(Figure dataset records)
*-*-*

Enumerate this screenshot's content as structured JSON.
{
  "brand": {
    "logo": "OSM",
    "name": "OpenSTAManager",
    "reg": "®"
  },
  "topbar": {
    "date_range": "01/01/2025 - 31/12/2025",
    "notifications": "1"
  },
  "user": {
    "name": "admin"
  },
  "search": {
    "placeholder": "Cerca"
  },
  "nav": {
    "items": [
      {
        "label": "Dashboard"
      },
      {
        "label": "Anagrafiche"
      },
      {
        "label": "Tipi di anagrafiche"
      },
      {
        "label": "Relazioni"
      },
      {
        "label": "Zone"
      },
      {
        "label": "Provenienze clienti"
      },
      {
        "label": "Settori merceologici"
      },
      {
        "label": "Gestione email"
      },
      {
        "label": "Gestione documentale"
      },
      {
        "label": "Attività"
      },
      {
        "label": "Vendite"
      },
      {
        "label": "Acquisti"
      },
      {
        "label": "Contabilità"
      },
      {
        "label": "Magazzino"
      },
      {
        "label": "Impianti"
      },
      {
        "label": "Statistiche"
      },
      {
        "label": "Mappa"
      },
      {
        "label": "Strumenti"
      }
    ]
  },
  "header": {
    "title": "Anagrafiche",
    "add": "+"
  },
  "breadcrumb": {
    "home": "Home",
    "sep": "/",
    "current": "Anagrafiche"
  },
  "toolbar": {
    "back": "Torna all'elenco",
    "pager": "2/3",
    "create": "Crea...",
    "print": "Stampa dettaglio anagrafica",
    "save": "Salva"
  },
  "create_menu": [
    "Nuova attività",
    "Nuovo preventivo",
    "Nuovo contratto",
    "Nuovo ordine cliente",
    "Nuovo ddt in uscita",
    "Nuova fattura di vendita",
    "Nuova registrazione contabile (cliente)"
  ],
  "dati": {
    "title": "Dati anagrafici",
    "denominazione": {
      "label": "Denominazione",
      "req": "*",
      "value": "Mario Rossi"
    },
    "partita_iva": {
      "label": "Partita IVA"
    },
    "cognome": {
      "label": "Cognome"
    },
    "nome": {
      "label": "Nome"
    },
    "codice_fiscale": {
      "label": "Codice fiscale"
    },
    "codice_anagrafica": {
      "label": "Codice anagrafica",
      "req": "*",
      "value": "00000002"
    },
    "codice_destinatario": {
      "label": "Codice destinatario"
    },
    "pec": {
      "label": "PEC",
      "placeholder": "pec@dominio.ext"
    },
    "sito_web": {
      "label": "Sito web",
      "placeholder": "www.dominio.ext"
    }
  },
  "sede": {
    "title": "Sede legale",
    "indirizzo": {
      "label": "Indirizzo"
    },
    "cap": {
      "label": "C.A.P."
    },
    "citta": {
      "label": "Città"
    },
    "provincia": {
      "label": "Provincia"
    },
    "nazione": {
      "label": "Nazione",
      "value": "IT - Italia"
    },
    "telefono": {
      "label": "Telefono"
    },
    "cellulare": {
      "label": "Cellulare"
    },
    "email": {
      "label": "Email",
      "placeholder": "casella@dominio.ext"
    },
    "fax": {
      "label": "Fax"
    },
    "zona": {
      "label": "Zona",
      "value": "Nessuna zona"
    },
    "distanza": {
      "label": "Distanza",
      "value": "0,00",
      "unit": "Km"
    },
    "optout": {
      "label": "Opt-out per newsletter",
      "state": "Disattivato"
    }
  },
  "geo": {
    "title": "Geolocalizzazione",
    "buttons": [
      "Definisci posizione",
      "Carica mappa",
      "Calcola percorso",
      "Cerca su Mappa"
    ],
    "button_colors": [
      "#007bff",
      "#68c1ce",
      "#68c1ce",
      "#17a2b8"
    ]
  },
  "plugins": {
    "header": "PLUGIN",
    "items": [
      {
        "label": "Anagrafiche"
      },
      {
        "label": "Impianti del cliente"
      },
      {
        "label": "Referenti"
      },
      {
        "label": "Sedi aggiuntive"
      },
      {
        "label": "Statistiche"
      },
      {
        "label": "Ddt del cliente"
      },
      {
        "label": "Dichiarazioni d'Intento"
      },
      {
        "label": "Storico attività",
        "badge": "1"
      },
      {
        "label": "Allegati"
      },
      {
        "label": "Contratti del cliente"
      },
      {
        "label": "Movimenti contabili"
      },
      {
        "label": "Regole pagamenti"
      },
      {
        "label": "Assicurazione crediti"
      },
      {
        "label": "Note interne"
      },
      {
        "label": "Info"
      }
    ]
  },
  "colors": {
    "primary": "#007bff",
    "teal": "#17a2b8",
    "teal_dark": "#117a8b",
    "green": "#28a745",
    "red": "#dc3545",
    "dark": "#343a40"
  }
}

*-*-*

#### STATED GOAL
Quote every line of the data, word for word.

#### EXERCISE RESPONSE
Enumerate this screenshot's content as structured JSON.
{
  "brand": {
    "logo": "OSM",
    "name": "OpenSTAManager",
    "reg": "®"
  },
  "topbar": {
    "date_range": "01/01/2025 - 31/12/2025",
    "notifications": "1"
  },
  "user": {
    "name": "admin"
  },
  "search": {
    "placeholder": "Cerca"
  },
  "nav": {
    "items": [
      {
        "label": "Dashboard"
      },
      {
        "label": "Anagrafiche"
      },
      {
        "label": "Tipi di anagrafiche"
      },
      {
        "label": "Relazioni"
      },
      {
        "label": "Zone"
      },
      {
        "label": "Provenienze clienti"
      },
      {
        "label": "Settori merceologici"
      },
      {
        "label": "Gestione email"
      },
      {
        "label": "Gestione documentale"
      },
      {
        "label": "Attività"
      },
      {
        "label": "Vendite"
      },
      {
        "label": "Acquisti"
      },
      {
        "label": "Contabilità"
      },
      {
        "label": "Magazzino"
      },
      {
        "label": "Impianti"
      },
      {
        "label": "Statistiche"
      },
      {
        "label": "Mappa"
      },
      {
        "label": "Strumenti"
      }
    ]
  },
  "header": {
    "title": "Anagrafiche",
    "add": "+"
  },
  "breadcrumb": {
    "home": "Home",
    "sep": "/",
    "current": "Anagrafiche"
  },
  "toolbar": {
    "back": "Torna all'elenco",
    "pager": "2/3",
    "create": "Crea...",
    "print": "Stampa dettaglio anagrafica",
    "save": "Salva"
  },
  "create_menu": [
    "Nuova attività",
    "Nuovo preventivo",
    "Nuovo contratto",
    "Nuovo ordine cliente",
    "Nuovo ddt in uscita",
    "Nuova fattura di vendita",
    "Nuova registrazione contabile (cliente)"
  ],
  "dati": {
    "title": "Dati anagrafici",
    "denominazione": {
      "label": "Denominazione",
      "req": "*",
      "value": "Mario Rossi"
    },
    "partita_iva": {
      "label": "Partita IVA"
    },
    "cognome": {
      "label": "Cognome"
    },
    "nome": {
      "label": "Nome"
    },
    "codice_fiscale": {
      "label": "Codice fiscale"
    },
    "codice_anagrafica": {
      "label": "Codice anagrafica",
      "req": "*",
      "value": "00000002"
    },
    "codice_destinatario": {
      "label": "Codice destinatario"
    },
    "pec": {
      "label": "PEC",
      "placeholder": "pec@dominio.ext"
    },
    "sito_web": {
      "label": "Sito web",
      "placeholder": "www.dominio.ext"
    }
  },
  "sede": {
    "title": "Sede legale",
    "indirizzo": {
      "label": "Indirizzo"
    },
    "cap": {
      "label": "C.A.P."
    },
    "citta": {
      "label": "Città"
    },
    "provincia": {
      "label": "Provincia"
    },
    "nazione": {
      "label": "Nazione",
      "value": "IT - Italia"
    },
    "telefono": {
      "label": "Telefono"
    },
    "cellulare": {
      "label": "Cellulare"
    },
    "email": {
      "label": "Email",
      "placeholder": "casella@dominio.ext"
    },
    "fax": {
      "label": "Fax"
    },
    "zona": {
      "label": "Zona",
      "value": "Nessuna zona"
    },
    "distanza": {
      "label": "Distanza",
      "value": "0,00",
      "unit": "Km"
    },
    "optout": {
      "label": "Opt-out per newsletter",
      "state": "Disattivato"
    }
  },
  "geo": {
    "title": "Geolocalizzazione",
    "buttons": [
      "Definisci posizione",
      "Carica mappa",
      "Calcola percorso",
      "Cerca su Mappa"
    ],
    "button_colors": [
      "#007bff",
      "#68c1ce",
      "#68c1ce",
      "#17a2b8"
    ]
  },
  "plugins": {
    "header": "PLUGIN",
    "items": [
      {
        "label": "Anagrafiche"
      },
      {
        "label": "Impianti del cliente"
      },
      {
        "label": "Referenti"
      },
      {
        "label": "Sedi aggiuntive"
      },
      {
        "label": "Statistiche"
      },
      {
        "label": "Ddt del cliente"
      },
      {
        "label": "Dichiarazioni d'Intento"
      },
      {
        "label": "Storico attività",
        "badge": "1"
      },
      {
        "label": "Allegati"
      },
      {
        "label": "Contratti del cliente"
      },
      {
        "label": "Movimenti contabili"
      },
      {
        "label": "Regole pagamenti"
      },
      {
        "label": "Assicurazione crediti"
      },
      {
        "label": "Note interne"
      },
      {
        "label": "Info"
      }
    ]
  },
  "colors": {
    "primary": "#007bff",
    "teal": "#17a2b8",
    "teal_dark": "#117a8b",
    "green": "#28a745",
    "red": "#dc3545",
    "dark": "#343a40"
  }
}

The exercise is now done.